### AIM
Filter the entries below, keeping only lines with the word "this".
=== MATERIAL SHOWN ===
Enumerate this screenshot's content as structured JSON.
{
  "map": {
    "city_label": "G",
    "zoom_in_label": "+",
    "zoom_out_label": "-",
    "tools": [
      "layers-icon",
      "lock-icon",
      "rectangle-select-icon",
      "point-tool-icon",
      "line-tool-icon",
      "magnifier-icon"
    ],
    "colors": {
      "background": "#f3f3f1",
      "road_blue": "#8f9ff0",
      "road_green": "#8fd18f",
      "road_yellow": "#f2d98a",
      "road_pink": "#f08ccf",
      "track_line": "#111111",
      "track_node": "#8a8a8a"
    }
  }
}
===
=== MATERIAL SHOWN ===
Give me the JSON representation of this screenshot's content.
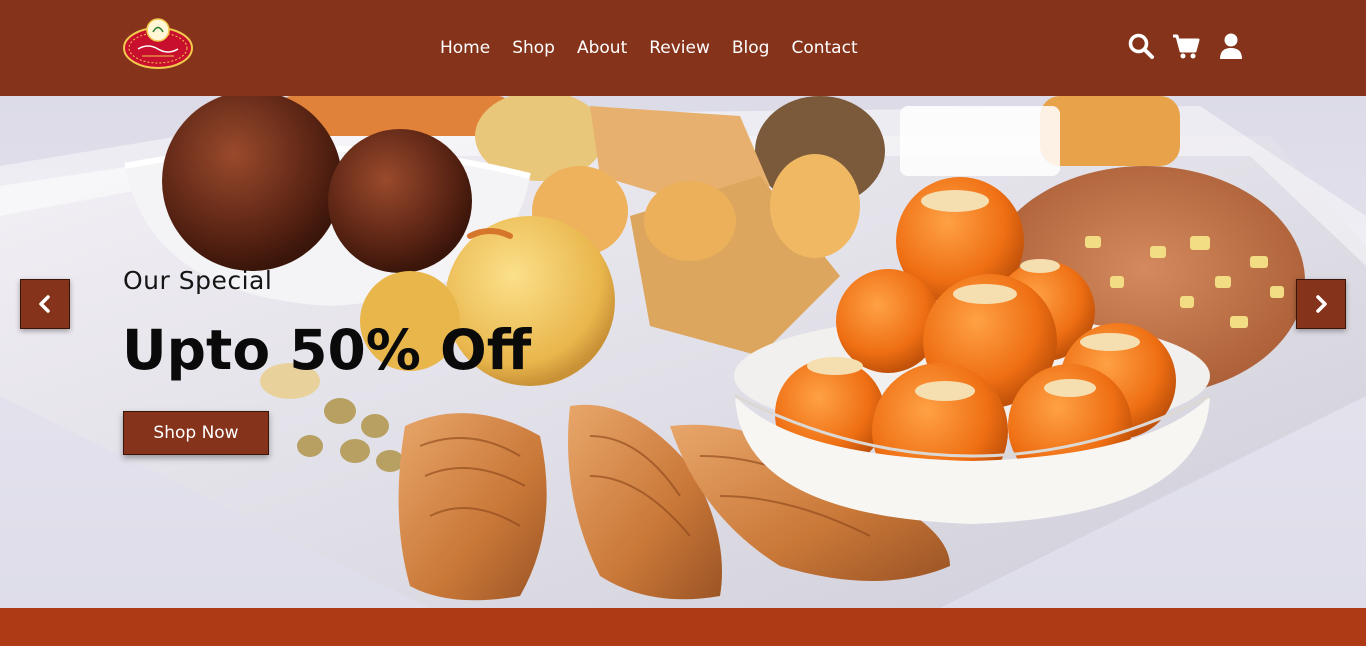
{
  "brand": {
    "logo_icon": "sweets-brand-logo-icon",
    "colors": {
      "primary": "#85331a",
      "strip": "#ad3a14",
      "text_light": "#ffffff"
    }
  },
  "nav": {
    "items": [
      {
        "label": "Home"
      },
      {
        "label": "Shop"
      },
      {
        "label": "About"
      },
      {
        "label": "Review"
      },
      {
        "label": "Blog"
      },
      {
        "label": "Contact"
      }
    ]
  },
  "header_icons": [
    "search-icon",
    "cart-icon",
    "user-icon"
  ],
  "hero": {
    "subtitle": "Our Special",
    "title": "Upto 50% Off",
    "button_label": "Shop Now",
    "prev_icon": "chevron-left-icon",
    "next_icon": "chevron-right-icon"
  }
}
===
### FULL ANSWER
Enumerate this screenshot's content as structured JSON.
Give me the JSON representation of this screenshot's content.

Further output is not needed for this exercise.